→ Exercise directions: Transcribe each record below word for word.

→ Given data:
+++++

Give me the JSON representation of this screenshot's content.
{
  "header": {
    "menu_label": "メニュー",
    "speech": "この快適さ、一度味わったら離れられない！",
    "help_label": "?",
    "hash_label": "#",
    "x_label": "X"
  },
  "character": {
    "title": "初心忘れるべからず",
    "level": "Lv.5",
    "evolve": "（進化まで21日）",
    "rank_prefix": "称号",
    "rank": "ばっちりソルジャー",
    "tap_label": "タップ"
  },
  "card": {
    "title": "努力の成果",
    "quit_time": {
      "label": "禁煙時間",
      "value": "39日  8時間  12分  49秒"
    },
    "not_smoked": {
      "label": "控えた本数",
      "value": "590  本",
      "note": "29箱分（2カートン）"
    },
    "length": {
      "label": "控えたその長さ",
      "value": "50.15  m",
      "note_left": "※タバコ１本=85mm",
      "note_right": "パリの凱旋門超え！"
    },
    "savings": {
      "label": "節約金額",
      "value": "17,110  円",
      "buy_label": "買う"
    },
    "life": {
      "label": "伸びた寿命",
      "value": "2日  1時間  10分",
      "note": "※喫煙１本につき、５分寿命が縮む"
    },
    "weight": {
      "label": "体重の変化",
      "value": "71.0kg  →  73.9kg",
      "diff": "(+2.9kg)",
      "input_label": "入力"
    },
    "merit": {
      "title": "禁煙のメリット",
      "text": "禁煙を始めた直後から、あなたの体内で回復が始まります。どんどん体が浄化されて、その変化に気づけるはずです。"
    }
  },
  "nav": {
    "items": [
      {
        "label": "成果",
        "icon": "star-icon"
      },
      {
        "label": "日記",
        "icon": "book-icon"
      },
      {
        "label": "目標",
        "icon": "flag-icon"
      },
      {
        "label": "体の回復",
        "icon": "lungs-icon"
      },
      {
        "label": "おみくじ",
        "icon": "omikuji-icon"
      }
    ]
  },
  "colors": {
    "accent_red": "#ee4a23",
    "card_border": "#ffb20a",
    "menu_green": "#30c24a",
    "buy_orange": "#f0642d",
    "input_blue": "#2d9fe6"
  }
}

+++++

→ Solution to the exercise:
Give me the JSON representation of this screenshot's content.
{
  "header": {
    "menu_label": "メニュー",
    "speech": "この快適さ、一度味わったら離れられない！",
    "help_label": "?",
    "hash_label": "#",
    "x_label": "X"
  },
  "character": {
    "title": "初心忘れるべからず",
    "level": "Lv.5",
    "evolve": "（進化まで21日）",
    "rank_prefix": "称号",
    "rank": "ばっちりソルジャー",
    "tap_label": "タップ"
  },
  "card": {
    "title": "努力の成果",
    "quit_time": {
      "label": "禁煙時間",
      "value": "39日  8時間  12分  49秒"
    },
    "not_smoked": {
      "label": "控えた本数",
      "value": "590  本",
      "note": "29箱分（2カートン）"
    },
    "length": {
      "label": "控えたその長さ",
      "value": "50.15  m",
      "note_left": "※タバコ１本=85mm",
      "note_right": "パリの凱旋門超え！"
    },
    "savings": {
      "label": "節約金額",
      "value": "17,110  円",
      "buy_label": "買う"
    },
    "life": {
      "label": "伸びた寿命",
      "value": "2日  1時間  10分",
      "note": "※喫煙１本につき、５分寿命が縮む"
    },
    "weight": {
      "label": "体重の変化",
      "value": "71.0kg  →  73.9kg",
      "diff": "(+2.9kg)",
      "input_label": "入力"
    },
    "merit": {
      "title": "禁煙のメリット",
      "text": "禁煙を始めた直後から、あなたの体内で回復が始まります。どんどん体が浄化されて、その変化に気づけるはずです。"
    }
  },
  "nav": {
    "items": [
      {
        "label": "成果",
        "icon": "star-icon"
      },
      {
        "label": "日記",
        "icon": "book-icon"
      },
      {
        "label": "目標",
        "icon": "flag-icon"
      },
      {
        "label": "体の回復",
        "icon": "lungs-icon"
      },
      {
        "label": "おみくじ",
        "icon": "omikuji-icon"
      }
    ]
  },
  "colors": {
    "accent_red": "#ee4a23",
    "card_border": "#ffb20a",
    "menu_green": "#30c24a",
    "buy_orange": "#f0642d",
    "input_blue": "#2d9fe6"
  }
}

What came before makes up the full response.